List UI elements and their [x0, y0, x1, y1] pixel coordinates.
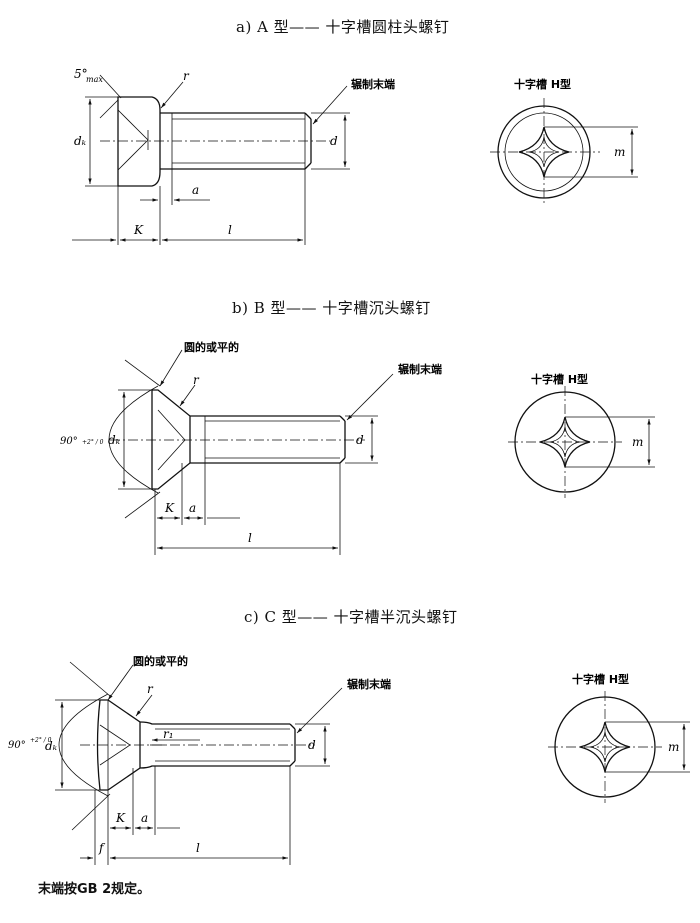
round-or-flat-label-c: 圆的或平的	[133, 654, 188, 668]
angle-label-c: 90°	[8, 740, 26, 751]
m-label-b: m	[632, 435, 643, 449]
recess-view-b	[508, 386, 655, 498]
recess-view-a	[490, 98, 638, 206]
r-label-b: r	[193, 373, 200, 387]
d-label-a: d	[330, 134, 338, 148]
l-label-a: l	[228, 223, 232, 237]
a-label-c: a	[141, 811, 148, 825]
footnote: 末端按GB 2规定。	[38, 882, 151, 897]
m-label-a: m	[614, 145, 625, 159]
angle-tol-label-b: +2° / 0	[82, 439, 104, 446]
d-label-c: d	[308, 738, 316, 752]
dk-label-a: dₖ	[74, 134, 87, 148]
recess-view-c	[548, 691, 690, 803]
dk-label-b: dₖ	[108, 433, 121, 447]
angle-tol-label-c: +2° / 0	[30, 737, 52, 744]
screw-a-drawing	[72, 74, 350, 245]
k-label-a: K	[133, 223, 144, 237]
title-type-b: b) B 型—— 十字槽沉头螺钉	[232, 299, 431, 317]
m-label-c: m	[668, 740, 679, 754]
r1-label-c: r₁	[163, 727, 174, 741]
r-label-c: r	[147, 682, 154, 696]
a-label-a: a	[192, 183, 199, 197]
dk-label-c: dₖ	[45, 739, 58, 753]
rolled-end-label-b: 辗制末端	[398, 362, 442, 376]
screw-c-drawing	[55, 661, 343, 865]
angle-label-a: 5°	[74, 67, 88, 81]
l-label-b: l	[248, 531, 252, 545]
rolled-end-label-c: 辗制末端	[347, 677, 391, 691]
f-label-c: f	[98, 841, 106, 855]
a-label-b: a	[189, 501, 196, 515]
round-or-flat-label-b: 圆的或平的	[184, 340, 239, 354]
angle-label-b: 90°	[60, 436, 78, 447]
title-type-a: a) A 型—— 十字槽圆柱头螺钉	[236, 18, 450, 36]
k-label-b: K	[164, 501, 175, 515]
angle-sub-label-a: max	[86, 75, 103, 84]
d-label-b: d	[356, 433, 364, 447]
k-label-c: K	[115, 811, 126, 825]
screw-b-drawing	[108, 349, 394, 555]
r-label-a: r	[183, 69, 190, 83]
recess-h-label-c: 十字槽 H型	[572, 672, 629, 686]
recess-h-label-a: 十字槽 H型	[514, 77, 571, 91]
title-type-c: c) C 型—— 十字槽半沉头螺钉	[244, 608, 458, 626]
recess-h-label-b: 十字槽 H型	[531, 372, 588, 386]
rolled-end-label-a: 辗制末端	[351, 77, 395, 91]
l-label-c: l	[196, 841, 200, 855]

- _Exercise_: Please write out every line above word for word, omitting the picture.

- _Finished answer_:
List UI elements and their [x0, y0, x1, y1] pixel coordinates.
round-or-flat-label-c: 圆的或平的	[133, 654, 188, 668]
angle-label-c: 90°	[8, 740, 26, 751]
m-label-b: m	[632, 435, 643, 449]
recess-view-b	[508, 386, 655, 498]
recess-view-a	[490, 98, 638, 206]
r-label-b: r	[193, 373, 200, 387]
d-label-a: d	[330, 134, 338, 148]
l-label-a: l	[228, 223, 232, 237]
a-label-c: a	[141, 811, 148, 825]
footnote: 末端按GB 2规定。	[38, 882, 151, 897]
m-label-a: m	[614, 145, 625, 159]
angle-tol-label-b: +2° / 0	[82, 439, 104, 446]
d-label-c: d	[308, 738, 316, 752]
dk-label-a: dₖ	[74, 134, 87, 148]
recess-view-c	[548, 691, 690, 803]
dk-label-b: dₖ	[108, 433, 121, 447]
angle-tol-label-c: +2° / 0	[30, 737, 52, 744]
screw-a-drawing	[72, 74, 350, 245]
k-label-a: K	[133, 223, 144, 237]
title-type-b: b) B 型—— 十字槽沉头螺钉	[232, 299, 431, 317]
m-label-c: m	[668, 740, 679, 754]
r1-label-c: r₁	[163, 727, 174, 741]
r-label-c: r	[147, 682, 154, 696]
a-label-a: a	[192, 183, 199, 197]
dk-label-c: dₖ	[45, 739, 58, 753]
rolled-end-label-b: 辗制末端	[398, 362, 442, 376]
screw-c-drawing	[55, 661, 343, 865]
angle-label-a: 5°	[74, 67, 88, 81]
l-label-b: l	[248, 531, 252, 545]
rolled-end-label-c: 辗制末端	[347, 677, 391, 691]
f-label-c: f	[98, 841, 106, 855]
a-label-b: a	[189, 501, 196, 515]
round-or-flat-label-b: 圆的或平的	[184, 340, 239, 354]
angle-label-b: 90°	[60, 436, 78, 447]
title-type-a: a) A 型—— 十字槽圆柱头螺钉	[236, 18, 450, 36]
k-label-b: K	[164, 501, 175, 515]
angle-sub-label-a: max	[86, 75, 103, 84]
d-label-b: d	[356, 433, 364, 447]
k-label-c: K	[115, 811, 126, 825]
screw-b-drawing	[108, 349, 394, 555]
r-label-a: r	[183, 69, 190, 83]
recess-h-label-c: 十字槽 H型	[572, 672, 629, 686]
recess-h-label-a: 十字槽 H型	[514, 77, 571, 91]
title-type-c: c) C 型—— 十字槽半沉头螺钉	[244, 608, 458, 626]
recess-h-label-b: 十字槽 H型	[531, 372, 588, 386]
rolled-end-label-a: 辗制末端	[351, 77, 395, 91]
l-label-c: l	[196, 841, 200, 855]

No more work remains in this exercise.